Data excerpts »
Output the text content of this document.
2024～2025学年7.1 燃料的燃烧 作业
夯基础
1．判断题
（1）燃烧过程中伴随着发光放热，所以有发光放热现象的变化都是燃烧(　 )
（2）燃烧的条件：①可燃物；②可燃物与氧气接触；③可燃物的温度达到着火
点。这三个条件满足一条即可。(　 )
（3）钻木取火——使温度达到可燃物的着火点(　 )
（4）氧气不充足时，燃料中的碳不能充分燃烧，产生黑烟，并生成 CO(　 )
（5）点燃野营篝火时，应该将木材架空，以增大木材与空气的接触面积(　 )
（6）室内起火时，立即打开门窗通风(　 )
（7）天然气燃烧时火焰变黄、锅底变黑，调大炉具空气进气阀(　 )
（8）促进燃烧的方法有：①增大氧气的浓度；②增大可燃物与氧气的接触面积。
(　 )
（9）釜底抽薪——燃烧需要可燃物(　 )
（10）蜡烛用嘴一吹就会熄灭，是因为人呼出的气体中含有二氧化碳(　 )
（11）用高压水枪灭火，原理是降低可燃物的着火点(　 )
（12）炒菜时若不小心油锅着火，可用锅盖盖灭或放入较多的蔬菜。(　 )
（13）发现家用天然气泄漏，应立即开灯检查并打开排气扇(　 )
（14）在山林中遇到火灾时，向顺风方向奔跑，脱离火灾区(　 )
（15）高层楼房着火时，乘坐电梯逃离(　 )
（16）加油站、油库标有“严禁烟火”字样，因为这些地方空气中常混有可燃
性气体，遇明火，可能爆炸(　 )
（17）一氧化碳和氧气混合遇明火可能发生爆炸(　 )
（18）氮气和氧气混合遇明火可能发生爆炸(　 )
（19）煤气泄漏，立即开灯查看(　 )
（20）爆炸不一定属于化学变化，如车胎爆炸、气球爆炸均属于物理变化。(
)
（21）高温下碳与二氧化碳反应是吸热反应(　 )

Exercise aim » Reproduce the material precisely, including every line.

Task response »
Output the text content of this document.
2024～2025学年7.1 燃料的燃烧 作业
夯基础
1．判断题
（1）燃烧过程中伴随着发光放热，所以有发光放热现象的变化都是燃烧(　 )
（2）燃烧的条件：①可燃物；②可燃物与氧气接触；③可燃物的温度达到着火
点。这三个条件满足一条即可。(　 )
（3）钻木取火——使温度达到可燃物的着火点(　 )
（4）氧气不充足时，燃料中的碳不能充分燃烧，产生黑烟，并生成 CO(　 )
（5）点燃野营篝火时，应该将木材架空，以增大木材与空气的接触面积(　 )
（6）室内起火时，立即打开门窗通风(　 )
（7）天然气燃烧时火焰变黄、锅底变黑，调大炉具空气进气阀(　 )
（8）促进燃烧的方法有：①增大氧气的浓度；②增大可燃物与氧气的接触面积。
(　 )
（9）釜底抽薪——燃烧需要可燃物(　 )
（10）蜡烛用嘴一吹就会熄灭，是因为人呼出的气体中含有二氧化碳(　 )
（11）用高压水枪灭火，原理是降低可燃物的着火点(　 )
（12）炒菜时若不小心油锅着火，可用锅盖盖灭或放入较多的蔬菜。(　 )
（13）发现家用天然气泄漏，应立即开灯检查并打开排气扇(　 )
（14）在山林中遇到火灾时，向顺风方向奔跑，脱离火灾区(　 )
（15）高层楼房着火时，乘坐电梯逃离(　 )
（16）加油站、油库标有“严禁烟火”字样，因为这些地方空气中常混有可燃
性气体，遇明火，可能爆炸(　 )
（17）一氧化碳和氧气混合遇明火可能发生爆炸(　 )
（18）氮气和氧气混合遇明火可能发生爆炸(　 )
（19）煤气泄漏，立即开灯查看(　 )
（20）爆炸不一定属于化学变化，如车胎爆炸、气球爆炸均属于物理变化。(
)
（21）高温下碳与二氧化碳反应是吸热反应(　 )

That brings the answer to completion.